##### The records

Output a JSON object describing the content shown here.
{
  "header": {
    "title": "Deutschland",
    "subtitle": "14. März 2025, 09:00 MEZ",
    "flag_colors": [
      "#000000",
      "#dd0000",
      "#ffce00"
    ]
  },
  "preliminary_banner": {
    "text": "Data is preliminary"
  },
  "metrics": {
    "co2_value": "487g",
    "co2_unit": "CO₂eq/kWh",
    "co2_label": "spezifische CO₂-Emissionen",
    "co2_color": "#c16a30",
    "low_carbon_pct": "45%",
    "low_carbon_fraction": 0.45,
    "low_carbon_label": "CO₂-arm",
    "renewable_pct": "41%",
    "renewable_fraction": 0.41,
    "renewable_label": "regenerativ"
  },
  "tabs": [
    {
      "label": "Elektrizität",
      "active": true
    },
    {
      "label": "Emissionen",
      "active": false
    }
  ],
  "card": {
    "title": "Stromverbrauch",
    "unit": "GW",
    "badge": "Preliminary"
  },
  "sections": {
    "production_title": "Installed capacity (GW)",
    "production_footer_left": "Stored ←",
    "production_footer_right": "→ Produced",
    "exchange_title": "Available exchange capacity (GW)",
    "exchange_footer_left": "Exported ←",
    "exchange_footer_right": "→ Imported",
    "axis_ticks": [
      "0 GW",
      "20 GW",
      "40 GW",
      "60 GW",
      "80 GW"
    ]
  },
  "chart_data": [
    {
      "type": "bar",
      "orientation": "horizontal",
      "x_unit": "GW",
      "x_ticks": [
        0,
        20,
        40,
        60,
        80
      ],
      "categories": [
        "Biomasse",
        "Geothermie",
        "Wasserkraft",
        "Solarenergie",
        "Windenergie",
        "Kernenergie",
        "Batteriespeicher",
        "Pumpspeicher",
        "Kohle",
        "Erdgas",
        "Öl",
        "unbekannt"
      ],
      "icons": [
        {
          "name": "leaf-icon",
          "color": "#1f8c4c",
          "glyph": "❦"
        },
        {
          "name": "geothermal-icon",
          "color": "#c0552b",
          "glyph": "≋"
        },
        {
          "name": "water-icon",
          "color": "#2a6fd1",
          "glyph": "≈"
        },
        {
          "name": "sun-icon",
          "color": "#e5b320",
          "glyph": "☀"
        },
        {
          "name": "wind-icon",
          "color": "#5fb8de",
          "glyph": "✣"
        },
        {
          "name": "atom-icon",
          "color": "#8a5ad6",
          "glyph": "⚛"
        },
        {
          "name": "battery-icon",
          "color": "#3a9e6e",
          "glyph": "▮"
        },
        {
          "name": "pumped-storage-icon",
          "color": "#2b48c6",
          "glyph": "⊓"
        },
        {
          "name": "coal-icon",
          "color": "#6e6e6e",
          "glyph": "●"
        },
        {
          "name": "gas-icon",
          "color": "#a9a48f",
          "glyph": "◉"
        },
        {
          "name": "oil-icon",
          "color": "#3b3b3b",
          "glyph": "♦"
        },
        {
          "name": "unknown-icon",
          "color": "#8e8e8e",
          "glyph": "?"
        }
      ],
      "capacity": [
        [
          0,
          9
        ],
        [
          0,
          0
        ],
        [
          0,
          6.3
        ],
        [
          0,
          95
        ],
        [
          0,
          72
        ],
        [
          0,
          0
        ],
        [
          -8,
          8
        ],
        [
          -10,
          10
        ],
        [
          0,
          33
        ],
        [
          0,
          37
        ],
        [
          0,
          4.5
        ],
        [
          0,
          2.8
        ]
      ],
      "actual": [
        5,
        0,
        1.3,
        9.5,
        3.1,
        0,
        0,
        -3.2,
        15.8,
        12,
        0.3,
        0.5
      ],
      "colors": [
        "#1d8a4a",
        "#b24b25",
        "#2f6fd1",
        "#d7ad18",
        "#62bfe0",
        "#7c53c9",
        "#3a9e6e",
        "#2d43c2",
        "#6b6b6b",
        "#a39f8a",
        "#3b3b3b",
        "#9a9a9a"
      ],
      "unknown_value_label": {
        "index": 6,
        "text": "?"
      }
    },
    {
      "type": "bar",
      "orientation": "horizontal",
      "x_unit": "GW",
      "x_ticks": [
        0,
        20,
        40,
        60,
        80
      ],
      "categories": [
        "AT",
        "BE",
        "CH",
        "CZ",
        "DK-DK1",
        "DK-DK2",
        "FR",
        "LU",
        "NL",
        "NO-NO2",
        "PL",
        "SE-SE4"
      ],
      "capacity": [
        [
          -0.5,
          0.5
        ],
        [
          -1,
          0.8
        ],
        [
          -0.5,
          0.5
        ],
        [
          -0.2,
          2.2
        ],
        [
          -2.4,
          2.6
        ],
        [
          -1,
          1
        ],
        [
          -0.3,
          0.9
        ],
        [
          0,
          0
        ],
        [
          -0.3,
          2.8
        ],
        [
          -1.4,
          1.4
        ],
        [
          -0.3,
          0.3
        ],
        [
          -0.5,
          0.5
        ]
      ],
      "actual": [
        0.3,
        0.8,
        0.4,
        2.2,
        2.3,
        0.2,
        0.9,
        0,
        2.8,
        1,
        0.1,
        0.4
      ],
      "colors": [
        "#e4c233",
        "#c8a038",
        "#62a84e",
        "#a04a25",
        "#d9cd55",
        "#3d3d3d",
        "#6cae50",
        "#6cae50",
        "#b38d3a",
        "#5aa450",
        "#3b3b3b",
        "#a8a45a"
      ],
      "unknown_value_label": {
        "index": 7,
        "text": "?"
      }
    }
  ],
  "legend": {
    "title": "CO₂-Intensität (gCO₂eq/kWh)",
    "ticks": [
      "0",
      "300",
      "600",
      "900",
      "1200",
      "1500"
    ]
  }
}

##########

- Exercise prompt: What is needed here is an exact reproduction of all the entries.

- Exercise result:
Output a JSON object describing the content shown here.
{
  "header": {
    "title": "Deutschland",
    "subtitle": "14. März 2025, 09:00 MEZ",
    "flag_colors": [
      "#000000",
      "#dd0000",
      "#ffce00"
    ]
  },
  "preliminary_banner": {
    "text": "Data is preliminary"
  },
  "metrics": {
    "co2_value": "487g",
    "co2_unit": "CO₂eq/kWh",
    "co2_label": "spezifische CO₂-Emissionen",
    "co2_color": "#c16a30",
    "low_carbon_pct": "45%",
    "low_carbon_fraction": 0.45,
    "low_carbon_label": "CO₂-arm",
    "renewable_pct": "41%",
    "renewable_fraction": 0.41,
    "renewable_label": "regenerativ"
  },
  "tabs": [
    {
      "label": "Elektrizität",
      "active": true
    },
    {
      "label": "Emissionen",
      "active": false
    }
  ],
  "card": {
    "title": "Stromverbrauch",
    "unit": "GW",
    "badge": "Preliminary"
  },
  "sections": {
    "production_title": "Installed capacity (GW)",
    "production_footer_left": "Stored ←",
    "production_footer_right": "→ Produced",
    "exchange_title": "Available exchange capacity (GW)",
    "exchange_footer_left": "Exported ←",
    "exchange_footer_right": "→ Imported",
    "axis_ticks": [
      "0 GW",
      "20 GW",
      "40 GW",
      "60 GW",
      "80 GW"
    ]
  },
  "chart_data": [
    {
      "type": "bar",
      "orientation": "horizontal",
      "x_unit": "GW",
      "x_ticks": [
        0,
        20,
        40,
        60,
        80
      ],
      "categories": [
        "Biomasse",
        "Geothermie",
        "Wasserkraft",
        "Solarenergie",
        "Windenergie",
        "Kernenergie",
        "Batteriespeicher",
        "Pumpspeicher",
        "Kohle",
        "Erdgas",
        "Öl",
        "unbekannt"
      ],
      "icons": [
        {
          "name": "leaf-icon",
          "color": "#1f8c4c",
          "glyph": "❦"
        },
        {
          "name": "geothermal-icon",
          "color": "#c0552b",
          "glyph": "≋"
        },
        {
          "name": "water-icon",
          "color": "#2a6fd1",
          "glyph": "≈"
        },
        {
          "name": "sun-icon",
          "color": "#e5b320",
          "glyph": "☀"
        },
        {
          "name": "wind-icon",
          "color": "#5fb8de",
          "glyph": "✣"
        },
        {
          "name": "atom-icon",
          "color": "#8a5ad6",
          "glyph": "⚛"
        },
        {
          "name": "battery-icon",
          "color": "#3a9e6e",
          "glyph": "▮"
        },
        {
          "name": "pumped-storage-icon",
          "color": "#2b48c6",
          "glyph": "⊓"
        },
        {
          "name": "coal-icon",
          "color": "#6e6e6e",
          "glyph": "●"
        },
        {
          "name": "gas-icon",
          "color": "#a9a48f",
          "glyph": "◉"
        },
        {
          "name": "oil-icon",
          "color": "#3b3b3b",
          "glyph": "♦"
        },
        {
          "name": "unknown-icon",
          "color": "#8e8e8e",
          "glyph": "?"
        }
      ],
      "capacity": [
        [
          0,
          9
        ],
        [
          0,
          0
        ],
        [
          0,
          6.3
        ],
        [
          0,
          95
        ],
        [
          0,
          72
        ],
        [
          0,
          0
        ],
        [
          -8,
          8
        ],
        [
          -10,
          10
        ],
        [
          0,
          33
        ],
        [
          0,
          37
        ],
        [
          0,
          4.5
        ],
        [
          0,
          2.8
        ]
      ],
      "actual": [
        5,
        0,
        1.3,
        9.5,
        3.1,
        0,
        0,
        -3.2,
        15.8,
        12,
        0.3,
        0.5
      ],
      "colors": [
        "#1d8a4a",
        "#b24b25",
        "#2f6fd1",
        "#d7ad18",
        "#62bfe0",
        "#7c53c9",
        "#3a9e6e",
        "#2d43c2",
        "#6b6b6b",
        "#a39f8a",
        "#3b3b3b",
        "#9a9a9a"
      ],
      "unknown_value_label": {
        "index": 6,
        "text": "?"
      }
    },
    {
      "type": "bar",
      "orientation": "horizontal",
      "x_unit": "GW",
      "x_ticks": [
        0,
        20,
        40,
        60,
        80
      ],
      "categories": [
        "AT",
        "BE",
        "CH",
        "CZ",
        "DK-DK1",
        "DK-DK2",
        "FR",
        "LU",
        "NL",
        "NO-NO2",
        "PL",
        "SE-SE4"
      ],
      "capacity": [
        [
          -0.5,
          0.5
        ],
        [
          -1,
          0.8
        ],
        [
          -0.5,
          0.5
        ],
        [
          -0.2,
          2.2
        ],
        [
          -2.4,
          2.6
        ],
        [
          -1,
          1
        ],
        [
          -0.3,
          0.9
        ],
        [
          0,
          0
        ],
        [
          -0.3,
          2.8
        ],
        [
          -1.4,
          1.4
        ],
        [
          -0.3,
          0.3
        ],
        [
          -0.5,
          0.5
        ]
      ],
      "actual": [
        0.3,
        0.8,
        0.4,
        2.2,
        2.3,
        0.2,
        0.9,
        0,
        2.8,
        1,
        0.1,
        0.4
      ],
      "colors": [
        "#e4c233",
        "#c8a038",
        "#62a84e",
        "#a04a25",
        "#d9cd55",
        "#3d3d3d",
        "#6cae50",
        "#6cae50",
        "#b38d3a",
        "#5aa450",
        "#3b3b3b",
        "#a8a45a"
      ],
      "unknown_value_label": {
        "index": 7,
        "text": "?"
      }
    }
  ],
  "legend": {
    "title": "CO₂-Intensität (gCO₂eq/kWh)",
    "ticks": [
      "0",
      "300",
      "600",
      "900",
      "1200",
      "1500"
    ]
  }
}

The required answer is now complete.